Begin

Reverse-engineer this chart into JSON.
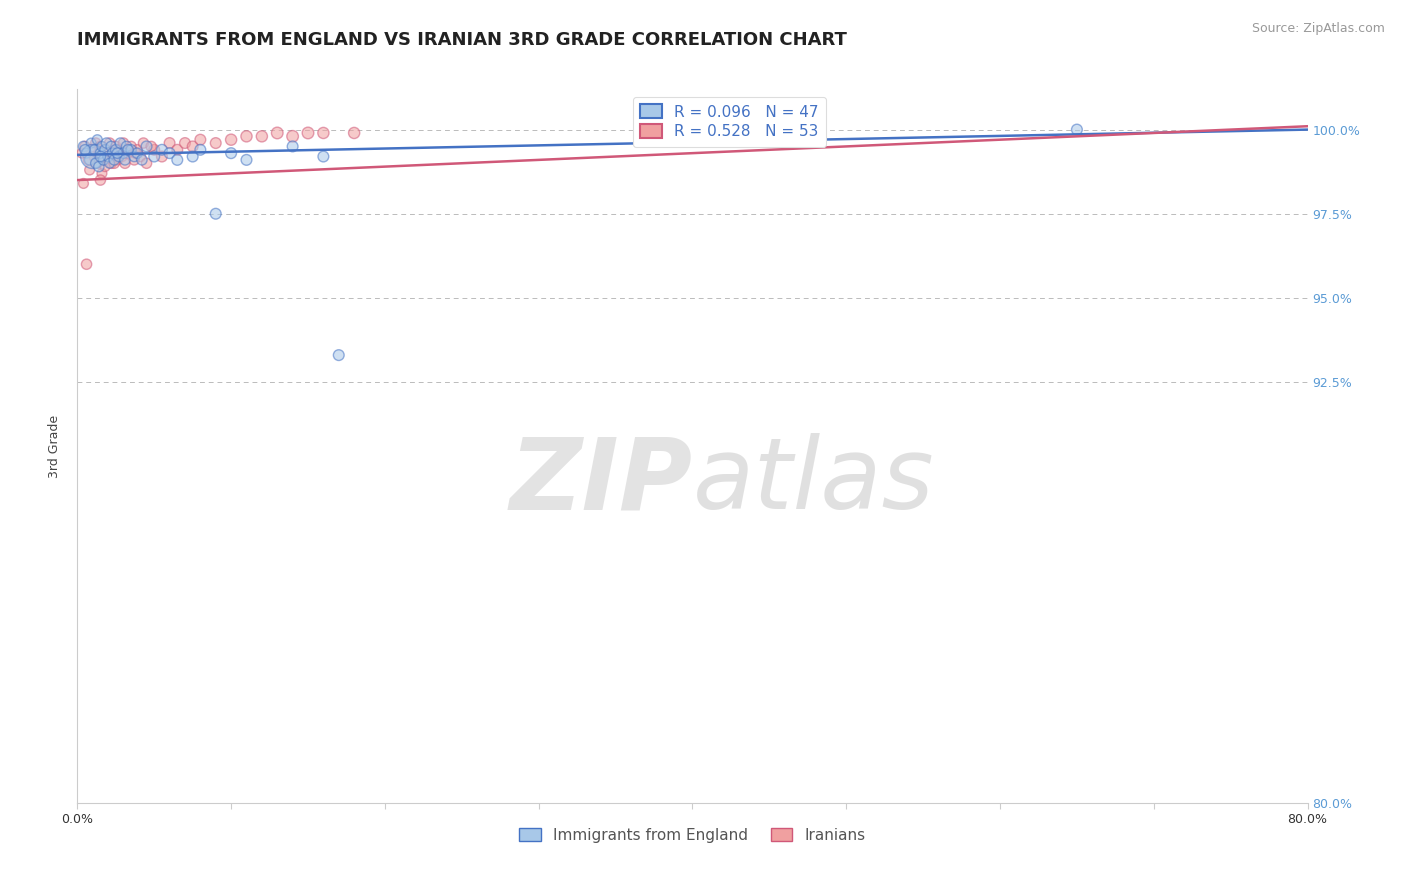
{
  "title": "IMMIGRANTS FROM ENGLAND VS IRANIAN 3RD GRADE CORRELATION CHART",
  "source": "Source: ZipAtlas.com",
  "ylabel": "3rd Grade",
  "legend_labels": [
    "Immigrants from England",
    "Iranians"
  ],
  "legend_r_n": [
    {
      "r": 0.096,
      "n": 47
    },
    {
      "r": 0.528,
      "n": 53
    }
  ],
  "blue_color": "#a8c8e8",
  "pink_color": "#f0a0a0",
  "trend_blue": "#4472c4",
  "trend_pink": "#d05878",
  "xlim": [
    0.0,
    80.0
  ],
  "ylim": [
    80.0,
    101.2
  ],
  "yticks": [
    80.0,
    92.5,
    95.0,
    97.5,
    100.0
  ],
  "ytick_labels": [
    "80.0%",
    "92.5%",
    "95.0%",
    "97.5%",
    "100.0%"
  ],
  "xticks": [
    0.0,
    10.0,
    20.0,
    30.0,
    40.0,
    50.0,
    60.0,
    70.0,
    80.0
  ],
  "xtick_labels": [
    "0.0%",
    "",
    "",
    "",
    "",
    "",
    "",
    "",
    "80.0%"
  ],
  "blue_scatter_x": [
    0.4,
    0.6,
    0.8,
    0.9,
    1.0,
    1.1,
    1.2,
    1.3,
    1.4,
    1.5,
    1.6,
    1.7,
    1.8,
    1.9,
    2.0,
    2.1,
    2.2,
    2.3,
    2.4,
    2.5,
    2.7,
    2.8,
    3.0,
    3.1,
    3.2,
    3.5,
    3.7,
    3.9,
    4.2,
    4.5,
    5.0,
    5.5,
    6.0,
    6.5,
    7.5,
    8.0,
    9.0,
    10.0,
    11.0,
    14.0,
    16.0,
    65.0,
    0.5,
    1.5,
    2.6,
    3.3,
    17.0
  ],
  "blue_scatter_y": [
    99.5,
    99.3,
    99.1,
    99.6,
    99.2,
    99.4,
    99.0,
    99.7,
    98.9,
    99.3,
    99.5,
    99.1,
    99.4,
    99.6,
    99.2,
    99.0,
    99.5,
    99.3,
    99.1,
    99.4,
    99.2,
    99.6,
    99.3,
    99.1,
    99.5,
    99.4,
    99.2,
    99.3,
    99.1,
    99.5,
    99.2,
    99.4,
    99.3,
    99.1,
    99.2,
    99.4,
    97.5,
    99.3,
    99.1,
    99.5,
    99.2,
    100.0,
    99.4,
    99.2,
    99.3,
    99.4,
    93.3
  ],
  "blue_scatter_size": [
    55,
    50,
    55,
    50,
    300,
    50,
    55,
    50,
    55,
    55,
    50,
    55,
    55,
    55,
    55,
    50,
    55,
    55,
    55,
    55,
    55,
    55,
    55,
    55,
    55,
    55,
    55,
    55,
    55,
    60,
    60,
    60,
    60,
    60,
    60,
    60,
    60,
    60,
    60,
    60,
    60,
    60,
    55,
    55,
    55,
    55,
    60
  ],
  "pink_scatter_x": [
    0.3,
    0.5,
    0.7,
    0.8,
    1.0,
    1.1,
    1.2,
    1.3,
    1.4,
    1.5,
    1.6,
    1.7,
    1.8,
    1.9,
    2.0,
    2.1,
    2.2,
    2.3,
    2.5,
    2.6,
    2.7,
    2.9,
    3.0,
    3.1,
    3.3,
    3.5,
    3.7,
    3.9,
    4.1,
    4.3,
    4.5,
    5.0,
    5.5,
    6.0,
    6.5,
    7.0,
    7.5,
    8.0,
    9.0,
    10.0,
    11.0,
    12.0,
    13.0,
    14.0,
    15.0,
    16.0,
    18.0,
    0.6,
    1.5,
    2.4,
    3.8,
    4.8,
    0.4
  ],
  "pink_scatter_y": [
    99.3,
    99.5,
    99.1,
    98.8,
    99.4,
    99.2,
    99.6,
    99.0,
    99.3,
    99.5,
    98.7,
    99.1,
    98.9,
    99.4,
    99.2,
    99.6,
    99.0,
    99.3,
    99.5,
    99.1,
    99.4,
    99.2,
    99.6,
    99.0,
    99.3,
    99.5,
    99.1,
    99.4,
    99.2,
    99.6,
    99.0,
    99.4,
    99.2,
    99.6,
    99.4,
    99.6,
    99.5,
    99.7,
    99.6,
    99.7,
    99.8,
    99.8,
    99.9,
    99.8,
    99.9,
    99.9,
    99.9,
    96.0,
    98.5,
    99.0,
    99.3,
    99.5,
    98.4
  ],
  "pink_scatter_size": [
    50,
    55,
    50,
    50,
    55,
    55,
    55,
    55,
    55,
    55,
    50,
    55,
    50,
    55,
    55,
    55,
    55,
    55,
    55,
    55,
    55,
    55,
    55,
    55,
    55,
    55,
    55,
    55,
    55,
    55,
    55,
    60,
    60,
    60,
    60,
    60,
    60,
    60,
    60,
    65,
    65,
    65,
    70,
    70,
    70,
    65,
    65,
    55,
    55,
    55,
    55,
    55,
    50
  ],
  "watermark_zip": "ZIP",
  "watermark_atlas": "atlas",
  "title_fontsize": 13,
  "axis_label_fontsize": 9,
  "tick_fontsize": 9,
  "source_fontsize": 9,
  "legend_fontsize": 11,
  "ytick_color": "#5b9bd5",
  "grid_color": "#bbbbbb"
}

End

- [WHAT YOU WILL DO] Quote the records in full and exactly; skip any image.

- [RESPONSE FOR THIS EXERCISE]
Reverse-engineer this chart into JSON.
{
  "title": "IMMIGRANTS FROM ENGLAND VS IRANIAN 3RD GRADE CORRELATION CHART",
  "source": "Source: ZipAtlas.com",
  "ylabel": "3rd Grade",
  "legend_labels": [
    "Immigrants from England",
    "Iranians"
  ],
  "legend_r_n": [
    {
      "r": 0.096,
      "n": 47
    },
    {
      "r": 0.528,
      "n": 53
    }
  ],
  "blue_color": "#a8c8e8",
  "pink_color": "#f0a0a0",
  "trend_blue": "#4472c4",
  "trend_pink": "#d05878",
  "xlim": [
    0.0,
    80.0
  ],
  "ylim": [
    80.0,
    101.2
  ],
  "yticks": [
    80.0,
    92.5,
    95.0,
    97.5,
    100.0
  ],
  "ytick_labels": [
    "80.0%",
    "92.5%",
    "95.0%",
    "97.5%",
    "100.0%"
  ],
  "xticks": [
    0.0,
    10.0,
    20.0,
    30.0,
    40.0,
    50.0,
    60.0,
    70.0,
    80.0
  ],
  "xtick_labels": [
    "0.0%",
    "",
    "",
    "",
    "",
    "",
    "",
    "",
    "80.0%"
  ],
  "blue_scatter_x": [
    0.4,
    0.6,
    0.8,
    0.9,
    1.0,
    1.1,
    1.2,
    1.3,
    1.4,
    1.5,
    1.6,
    1.7,
    1.8,
    1.9,
    2.0,
    2.1,
    2.2,
    2.3,
    2.4,
    2.5,
    2.7,
    2.8,
    3.0,
    3.1,
    3.2,
    3.5,
    3.7,
    3.9,
    4.2,
    4.5,
    5.0,
    5.5,
    6.0,
    6.5,
    7.5,
    8.0,
    9.0,
    10.0,
    11.0,
    14.0,
    16.0,
    65.0,
    0.5,
    1.5,
    2.6,
    3.3,
    17.0
  ],
  "blue_scatter_y": [
    99.5,
    99.3,
    99.1,
    99.6,
    99.2,
    99.4,
    99.0,
    99.7,
    98.9,
    99.3,
    99.5,
    99.1,
    99.4,
    99.6,
    99.2,
    99.0,
    99.5,
    99.3,
    99.1,
    99.4,
    99.2,
    99.6,
    99.3,
    99.1,
    99.5,
    99.4,
    99.2,
    99.3,
    99.1,
    99.5,
    99.2,
    99.4,
    99.3,
    99.1,
    99.2,
    99.4,
    97.5,
    99.3,
    99.1,
    99.5,
    99.2,
    100.0,
    99.4,
    99.2,
    99.3,
    99.4,
    93.3
  ],
  "blue_scatter_size": [
    55,
    50,
    55,
    50,
    300,
    50,
    55,
    50,
    55,
    55,
    50,
    55,
    55,
    55,
    55,
    50,
    55,
    55,
    55,
    55,
    55,
    55,
    55,
    55,
    55,
    55,
    55,
    55,
    55,
    60,
    60,
    60,
    60,
    60,
    60,
    60,
    60,
    60,
    60,
    60,
    60,
    60,
    55,
    55,
    55,
    55,
    60
  ],
  "pink_scatter_x": [
    0.3,
    0.5,
    0.7,
    0.8,
    1.0,
    1.1,
    1.2,
    1.3,
    1.4,
    1.5,
    1.6,
    1.7,
    1.8,
    1.9,
    2.0,
    2.1,
    2.2,
    2.3,
    2.5,
    2.6,
    2.7,
    2.9,
    3.0,
    3.1,
    3.3,
    3.5,
    3.7,
    3.9,
    4.1,
    4.3,
    4.5,
    5.0,
    5.5,
    6.0,
    6.5,
    7.0,
    7.5,
    8.0,
    9.0,
    10.0,
    11.0,
    12.0,
    13.0,
    14.0,
    15.0,
    16.0,
    18.0,
    0.6,
    1.5,
    2.4,
    3.8,
    4.8,
    0.4
  ],
  "pink_scatter_y": [
    99.3,
    99.5,
    99.1,
    98.8,
    99.4,
    99.2,
    99.6,
    99.0,
    99.3,
    99.5,
    98.7,
    99.1,
    98.9,
    99.4,
    99.2,
    99.6,
    99.0,
    99.3,
    99.5,
    99.1,
    99.4,
    99.2,
    99.6,
    99.0,
    99.3,
    99.5,
    99.1,
    99.4,
    99.2,
    99.6,
    99.0,
    99.4,
    99.2,
    99.6,
    99.4,
    99.6,
    99.5,
    99.7,
    99.6,
    99.7,
    99.8,
    99.8,
    99.9,
    99.8,
    99.9,
    99.9,
    99.9,
    96.0,
    98.5,
    99.0,
    99.3,
    99.5,
    98.4
  ],
  "pink_scatter_size": [
    50,
    55,
    50,
    50,
    55,
    55,
    55,
    55,
    55,
    55,
    50,
    55,
    50,
    55,
    55,
    55,
    55,
    55,
    55,
    55,
    55,
    55,
    55,
    55,
    55,
    55,
    55,
    55,
    55,
    55,
    55,
    60,
    60,
    60,
    60,
    60,
    60,
    60,
    60,
    65,
    65,
    65,
    70,
    70,
    70,
    65,
    65,
    55,
    55,
    55,
    55,
    55,
    50
  ],
  "watermark_zip": "ZIP",
  "watermark_atlas": "atlas",
  "title_fontsize": 13,
  "axis_label_fontsize": 9,
  "tick_fontsize": 9,
  "source_fontsize": 9,
  "legend_fontsize": 11,
  "ytick_color": "#5b9bd5",
  "grid_color": "#bbbbbb"
}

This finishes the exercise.